Input records:
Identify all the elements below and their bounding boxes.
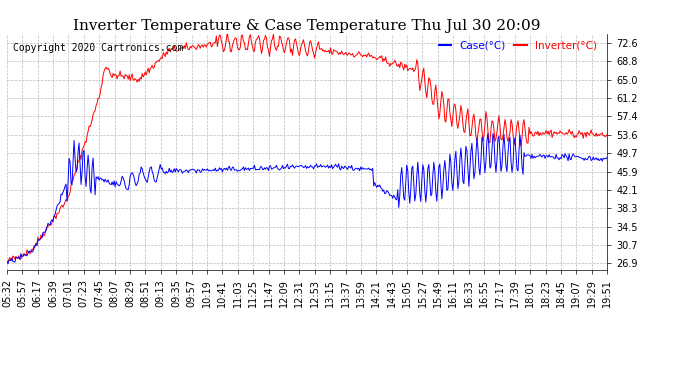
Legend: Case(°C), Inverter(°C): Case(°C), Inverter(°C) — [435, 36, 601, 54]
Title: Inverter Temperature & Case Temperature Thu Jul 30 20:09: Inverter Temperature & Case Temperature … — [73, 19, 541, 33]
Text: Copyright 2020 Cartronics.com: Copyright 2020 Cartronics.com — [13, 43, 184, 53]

==

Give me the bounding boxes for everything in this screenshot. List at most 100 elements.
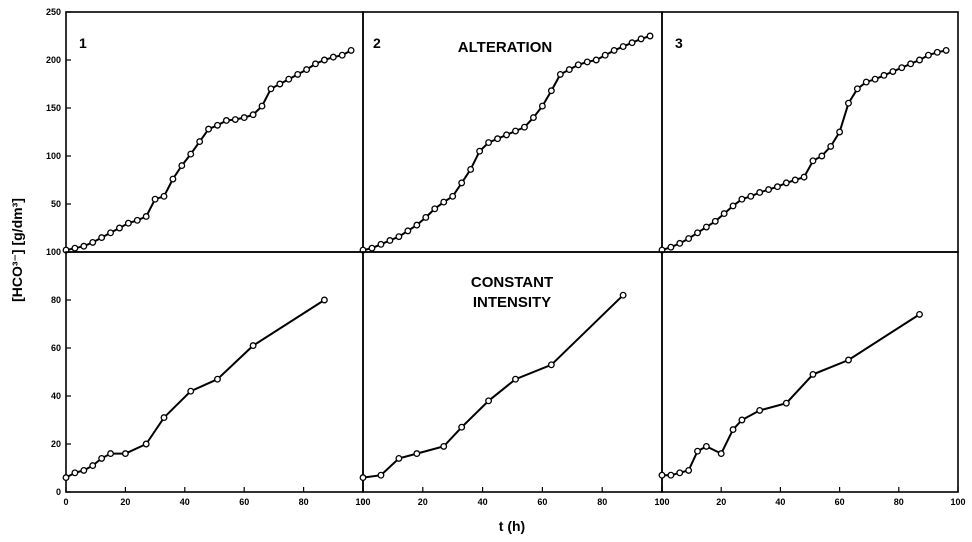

Task to complete: Please recast the lines from the one containing "Identify all the" to the one containing "Text: Copyright 2020" as a two-column CSV with the headers request and response, one row per request, each field quoted and line breaks turned into spaces. Leave the pictures out.

Expected answer:
request,response
"Identify all the elements below and their bounding boxes.","Legend: Case(°C), Inverter(°C): Case(°C), Inverter(°C) — [435, 36, 601, 54] Title: Inverter Temperature & Case Temperature Thu Jul 30 20:09: Inverter Temperature & Case Temperature … — [73, 19, 541, 33] Text: Copyright 2020 Cartronics.com: Copyright 2020 Cartronics.com — [13, 43, 184, 53]"